Dataset rows
---

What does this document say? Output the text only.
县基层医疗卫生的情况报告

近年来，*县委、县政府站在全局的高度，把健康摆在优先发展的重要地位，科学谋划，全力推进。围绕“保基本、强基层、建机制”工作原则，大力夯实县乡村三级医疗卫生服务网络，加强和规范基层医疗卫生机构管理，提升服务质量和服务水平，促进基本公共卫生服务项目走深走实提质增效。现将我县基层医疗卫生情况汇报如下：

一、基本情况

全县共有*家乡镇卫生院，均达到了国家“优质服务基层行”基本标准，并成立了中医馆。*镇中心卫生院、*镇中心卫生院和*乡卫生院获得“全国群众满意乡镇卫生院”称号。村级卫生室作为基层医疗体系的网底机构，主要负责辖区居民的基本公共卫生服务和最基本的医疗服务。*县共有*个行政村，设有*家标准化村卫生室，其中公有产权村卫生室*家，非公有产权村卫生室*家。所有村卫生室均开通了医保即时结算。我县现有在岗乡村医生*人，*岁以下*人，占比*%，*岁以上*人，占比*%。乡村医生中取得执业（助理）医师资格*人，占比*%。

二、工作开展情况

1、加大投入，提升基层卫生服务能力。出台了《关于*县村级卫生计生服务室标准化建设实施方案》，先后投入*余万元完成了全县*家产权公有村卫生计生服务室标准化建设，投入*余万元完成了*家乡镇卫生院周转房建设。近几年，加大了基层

---

**Job**.
Please output the complete data exactly.

**Right answer**.
What does this document say? Output the text only.
县基层医疗卫生的情况报告

近年来，*县委、县政府站在全局的高度，把健康摆在优先发展的重要地位，科学谋划，全力推进。围绕“保基本、强基层、建机制”工作原则，大力夯实县乡村三级医疗卫生服务网络，加强和规范基层医疗卫生机构管理，提升服务质量和服务水平，促进基本公共卫生服务项目走深走实提质增效。现将我县基层医疗卫生情况汇报如下：

一、基本情况

全县共有*家乡镇卫生院，均达到了国家“优质服务基层行”基本标准，并成立了中医馆。*镇中心卫生院、*镇中心卫生院和*乡卫生院获得“全国群众满意乡镇卫生院”称号。村级卫生室作为基层医疗体系的网底机构，主要负责辖区居民的基本公共卫生服务和最基本的医疗服务。*县共有*个行政村，设有*家标准化村卫生室，其中公有产权村卫生室*家，非公有产权村卫生室*家。所有村卫生室均开通了医保即时结算。我县现有在岗乡村医生*人，*岁以下*人，占比*%，*岁以上*人，占比*%。乡村医生中取得执业（助理）医师资格*人，占比*%。

二、工作开展情况

1、加大投入，提升基层卫生服务能力。出台了《关于*县村级卫生计生服务室标准化建设实施方案》，先后投入*余万元完成了全县*家产权公有村卫生计生服务室标准化建设，投入*余万元完成了*家乡镇卫生院周转房建设。近几年，加大了基层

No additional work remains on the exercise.